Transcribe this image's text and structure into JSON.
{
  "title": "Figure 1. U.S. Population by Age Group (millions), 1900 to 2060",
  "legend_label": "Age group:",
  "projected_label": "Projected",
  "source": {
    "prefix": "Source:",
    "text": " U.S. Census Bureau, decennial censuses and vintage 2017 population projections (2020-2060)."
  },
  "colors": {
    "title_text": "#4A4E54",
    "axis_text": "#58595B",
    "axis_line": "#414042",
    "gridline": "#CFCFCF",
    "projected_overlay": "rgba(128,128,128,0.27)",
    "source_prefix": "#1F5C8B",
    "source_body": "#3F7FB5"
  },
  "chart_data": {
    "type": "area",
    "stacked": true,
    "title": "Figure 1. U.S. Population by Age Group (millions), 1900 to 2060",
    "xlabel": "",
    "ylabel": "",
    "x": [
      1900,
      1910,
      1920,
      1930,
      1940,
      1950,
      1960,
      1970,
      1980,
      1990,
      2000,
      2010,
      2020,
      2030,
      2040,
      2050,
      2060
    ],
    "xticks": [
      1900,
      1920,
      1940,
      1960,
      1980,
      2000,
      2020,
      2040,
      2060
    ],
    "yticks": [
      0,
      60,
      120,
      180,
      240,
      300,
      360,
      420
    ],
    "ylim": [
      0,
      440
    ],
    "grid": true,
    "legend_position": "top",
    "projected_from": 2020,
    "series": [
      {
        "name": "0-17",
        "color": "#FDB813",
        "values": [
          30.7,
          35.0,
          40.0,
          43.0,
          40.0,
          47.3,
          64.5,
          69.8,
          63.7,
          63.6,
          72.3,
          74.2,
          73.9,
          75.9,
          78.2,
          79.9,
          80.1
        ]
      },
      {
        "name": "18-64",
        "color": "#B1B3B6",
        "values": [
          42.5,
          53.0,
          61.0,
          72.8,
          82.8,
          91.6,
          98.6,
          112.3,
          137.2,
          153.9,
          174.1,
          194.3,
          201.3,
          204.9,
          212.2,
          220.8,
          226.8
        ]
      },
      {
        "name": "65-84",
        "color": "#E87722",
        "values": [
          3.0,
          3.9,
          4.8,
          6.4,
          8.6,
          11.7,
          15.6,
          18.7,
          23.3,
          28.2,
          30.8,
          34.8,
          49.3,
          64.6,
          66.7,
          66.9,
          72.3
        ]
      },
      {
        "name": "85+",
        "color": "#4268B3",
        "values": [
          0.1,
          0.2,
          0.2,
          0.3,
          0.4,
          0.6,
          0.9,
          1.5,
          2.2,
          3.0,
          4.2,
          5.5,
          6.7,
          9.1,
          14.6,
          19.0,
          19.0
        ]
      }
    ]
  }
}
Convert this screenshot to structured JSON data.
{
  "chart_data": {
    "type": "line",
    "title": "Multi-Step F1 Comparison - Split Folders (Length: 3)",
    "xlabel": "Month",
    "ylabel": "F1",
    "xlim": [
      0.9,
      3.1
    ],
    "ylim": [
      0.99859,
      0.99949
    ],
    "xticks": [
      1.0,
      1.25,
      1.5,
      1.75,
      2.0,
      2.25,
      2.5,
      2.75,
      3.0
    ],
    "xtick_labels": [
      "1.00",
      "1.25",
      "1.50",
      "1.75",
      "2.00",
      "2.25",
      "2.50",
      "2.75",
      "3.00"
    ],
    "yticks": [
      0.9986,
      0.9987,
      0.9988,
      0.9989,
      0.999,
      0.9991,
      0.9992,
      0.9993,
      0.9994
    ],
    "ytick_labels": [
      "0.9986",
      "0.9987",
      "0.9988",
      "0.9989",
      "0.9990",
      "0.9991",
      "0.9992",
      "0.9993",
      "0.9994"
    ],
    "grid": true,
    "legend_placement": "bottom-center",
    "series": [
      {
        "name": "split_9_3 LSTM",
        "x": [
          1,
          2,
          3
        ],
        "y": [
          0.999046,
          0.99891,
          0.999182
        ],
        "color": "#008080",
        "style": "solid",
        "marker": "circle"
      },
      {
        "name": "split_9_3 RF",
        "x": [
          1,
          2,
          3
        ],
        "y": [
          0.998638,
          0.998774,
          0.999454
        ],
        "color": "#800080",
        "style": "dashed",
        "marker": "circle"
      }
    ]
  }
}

* * *

__Directive__
Make a verbatim copy of every entry shown above.

__Completed exercise__
Transcribe this image's text and structure into JSON.
{
  "title": "Figure 1. U.S. Population by Age Group (millions), 1900 to 2060",
  "legend_label": "Age group:",
  "projected_label": "Projected",
  "source": {
    "prefix": "Source:",
    "text": " U.S. Census Bureau, decennial censuses and vintage 2017 population projections (2020-2060)."
  },
  "colors": {
    "title_text": "#4A4E54",
    "axis_text": "#58595B",
    "axis_line": "#414042",
    "gridline": "#CFCFCF",
    "projected_overlay": "rgba(128,128,128,0.27)",
    "source_prefix": "#1F5C8B",
    "source_body": "#3F7FB5"
  },
  "chart_data": {
    "type": "area",
    "stacked": true,
    "title": "Figure 1. U.S. Population by Age Group (millions), 1900 to 2060",
    "xlabel": "",
    "ylabel": "",
    "x": [
      1900,
      1910,
      1920,
      1930,
      1940,
      1950,
      1960,
      1970,
      1980,
      1990,
      2000,
      2010,
      2020,
      2030,
      2040,
      2050,
      2060
    ],
    "xticks": [
      1900,
      1920,
      1940,
      1960,
      1980,
      2000,
      2020,
      2040,
      2060
    ],
    "yticks": [
      0,
      60,
      120,
      180,
      240,
      300,
      360,
      420
    ],
    "ylim": [
      0,
      440
    ],
    "grid": true,
    "legend_position": "top",
    "projected_from": 2020,
    "series": [
      {
        "name": "0-17",
        "color": "#FDB813",
        "values": [
          30.7,
          35.0,
          40.0,
          43.0,
          40.0,
          47.3,
          64.5,
          69.8,
          63.7,
          63.6,
          72.3,
          74.2,
          73.9,
          75.9,
          78.2,
          79.9,
          80.1
        ]
      },
      {
        "name": "18-64",
        "color": "#B1B3B6",
        "values": [
          42.5,
          53.0,
          61.0,
          72.8,
          82.8,
          91.6,
          98.6,
          112.3,
          137.2,
          153.9,
          174.1,
          194.3,
          201.3,
          204.9,
          212.2,
          220.8,
          226.8
        ]
      },
      {
        "name": "65-84",
        "color": "#E87722",
        "values": [
          3.0,
          3.9,
          4.8,
          6.4,
          8.6,
          11.7,
          15.6,
          18.7,
          23.3,
          28.2,
          30.8,
          34.8,
          49.3,
          64.6,
          66.7,
          66.9,
          72.3
        ]
      },
      {
        "name": "85+",
        "color": "#4268B3",
        "values": [
          0.1,
          0.2,
          0.2,
          0.3,
          0.4,
          0.6,
          0.9,
          1.5,
          2.2,
          3.0,
          4.2,
          5.5,
          6.7,
          9.1,
          14.6,
          19.0,
          19.0
        ]
      }
    ]
  }
}
Convert this screenshot to structured JSON data.
{
  "chart_data": {
    "type": "line",
    "title": "Multi-Step F1 Comparison - Split Folders (Length: 3)",
    "xlabel": "Month",
    "ylabel": "F1",
    "xlim": [
      0.9,
      3.1
    ],
    "ylim": [
      0.99859,
      0.99949
    ],
    "xticks": [
      1.0,
      1.25,
      1.5,
      1.75,
      2.0,
      2.25,
      2.5,
      2.75,
      3.0
    ],
    "xtick_labels": [
      "1.00",
      "1.25",
      "1.50",
      "1.75",
      "2.00",
      "2.25",
      "2.50",
      "2.75",
      "3.00"
    ],
    "yticks": [
      0.9986,
      0.9987,
      0.9988,
      0.9989,
      0.999,
      0.9991,
      0.9992,
      0.9993,
      0.9994
    ],
    "ytick_labels": [
      "0.9986",
      "0.9987",
      "0.9988",
      "0.9989",
      "0.9990",
      "0.9991",
      "0.9992",
      "0.9993",
      "0.9994"
    ],
    "grid": true,
    "legend_placement": "bottom-center",
    "series": [
      {
        "name": "split_9_3 LSTM",
        "x": [
          1,
          2,
          3
        ],
        "y": [
          0.999046,
          0.99891,
          0.999182
        ],
        "color": "#008080",
        "style": "solid",
        "marker": "circle"
      },
      {
        "name": "split_9_3 RF",
        "x": [
          1,
          2,
          3
        ],
        "y": [
          0.998638,
          0.998774,
          0.999454
        ],
        "color": "#800080",
        "style": "dashed",
        "marker": "circle"
      }
    ]
  }
}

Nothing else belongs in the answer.